→ **PROBLEM TO SOLVE**
Listed below are entries; give the number of lines among them that include "airfoil", and only that number.

→ **INPUT ROWS**
══════

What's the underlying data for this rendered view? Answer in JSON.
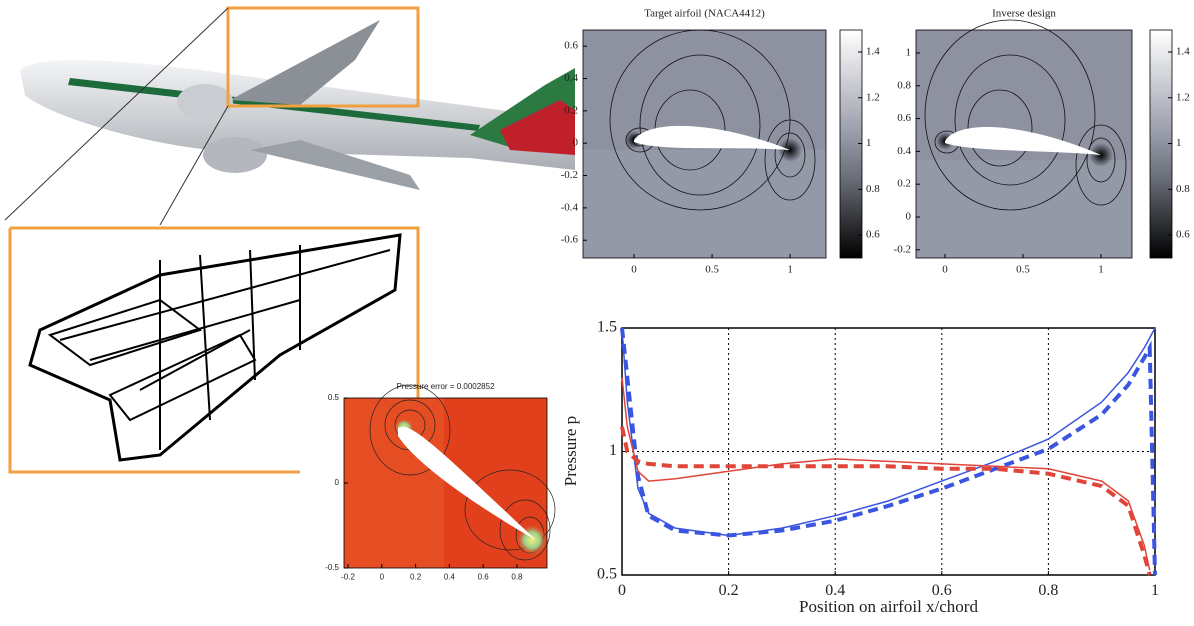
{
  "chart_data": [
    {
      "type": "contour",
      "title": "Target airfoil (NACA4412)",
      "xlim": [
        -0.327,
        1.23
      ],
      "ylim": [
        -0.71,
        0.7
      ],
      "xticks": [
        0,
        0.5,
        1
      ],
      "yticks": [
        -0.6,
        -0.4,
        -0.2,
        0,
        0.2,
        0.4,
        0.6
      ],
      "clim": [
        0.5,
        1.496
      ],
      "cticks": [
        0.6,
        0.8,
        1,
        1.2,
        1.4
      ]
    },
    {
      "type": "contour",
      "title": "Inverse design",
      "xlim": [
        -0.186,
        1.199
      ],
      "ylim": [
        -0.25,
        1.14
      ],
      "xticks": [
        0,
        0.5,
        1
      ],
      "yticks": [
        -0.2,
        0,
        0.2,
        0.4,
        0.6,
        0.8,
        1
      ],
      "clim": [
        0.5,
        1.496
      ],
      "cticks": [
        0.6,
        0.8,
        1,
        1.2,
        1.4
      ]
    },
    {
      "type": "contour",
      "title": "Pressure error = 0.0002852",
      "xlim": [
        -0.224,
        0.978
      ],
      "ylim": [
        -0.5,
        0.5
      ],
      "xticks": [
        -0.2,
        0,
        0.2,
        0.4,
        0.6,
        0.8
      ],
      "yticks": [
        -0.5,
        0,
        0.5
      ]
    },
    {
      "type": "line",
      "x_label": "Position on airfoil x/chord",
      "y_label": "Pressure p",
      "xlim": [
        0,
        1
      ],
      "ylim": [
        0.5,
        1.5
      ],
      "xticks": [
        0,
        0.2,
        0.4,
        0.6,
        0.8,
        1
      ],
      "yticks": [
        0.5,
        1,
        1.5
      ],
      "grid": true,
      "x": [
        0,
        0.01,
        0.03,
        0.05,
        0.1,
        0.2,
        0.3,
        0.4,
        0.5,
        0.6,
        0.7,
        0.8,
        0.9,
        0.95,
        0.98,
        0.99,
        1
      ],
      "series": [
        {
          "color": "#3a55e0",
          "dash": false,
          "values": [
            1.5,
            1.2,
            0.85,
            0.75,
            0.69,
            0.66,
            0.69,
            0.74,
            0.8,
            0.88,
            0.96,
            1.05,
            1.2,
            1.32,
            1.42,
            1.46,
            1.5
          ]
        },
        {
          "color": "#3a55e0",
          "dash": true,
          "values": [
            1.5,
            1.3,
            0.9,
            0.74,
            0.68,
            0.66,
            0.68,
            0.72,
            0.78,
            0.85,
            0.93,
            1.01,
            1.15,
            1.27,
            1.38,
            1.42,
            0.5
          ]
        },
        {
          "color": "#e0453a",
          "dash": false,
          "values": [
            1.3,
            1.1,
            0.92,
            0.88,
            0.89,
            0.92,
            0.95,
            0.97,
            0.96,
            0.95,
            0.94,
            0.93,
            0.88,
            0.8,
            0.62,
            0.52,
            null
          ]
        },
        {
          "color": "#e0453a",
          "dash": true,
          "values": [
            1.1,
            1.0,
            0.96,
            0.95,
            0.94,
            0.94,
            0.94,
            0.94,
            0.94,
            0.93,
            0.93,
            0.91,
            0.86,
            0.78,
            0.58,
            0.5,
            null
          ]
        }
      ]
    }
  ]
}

══════

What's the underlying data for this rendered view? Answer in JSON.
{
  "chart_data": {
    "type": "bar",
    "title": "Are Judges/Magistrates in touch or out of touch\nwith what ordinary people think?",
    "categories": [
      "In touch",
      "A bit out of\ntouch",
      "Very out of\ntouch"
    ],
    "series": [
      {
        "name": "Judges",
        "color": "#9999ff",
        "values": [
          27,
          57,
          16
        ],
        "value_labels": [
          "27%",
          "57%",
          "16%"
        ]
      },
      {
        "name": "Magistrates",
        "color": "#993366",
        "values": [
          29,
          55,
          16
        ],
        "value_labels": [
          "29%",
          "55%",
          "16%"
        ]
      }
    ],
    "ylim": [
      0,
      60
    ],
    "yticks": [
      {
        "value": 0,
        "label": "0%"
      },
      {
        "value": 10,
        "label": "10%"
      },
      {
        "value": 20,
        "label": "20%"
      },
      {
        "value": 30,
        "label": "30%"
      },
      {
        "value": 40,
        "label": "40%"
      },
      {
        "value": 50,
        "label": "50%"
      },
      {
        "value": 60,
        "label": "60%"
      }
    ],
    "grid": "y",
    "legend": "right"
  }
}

══════

→ **EXERCISE SOLUTION**
2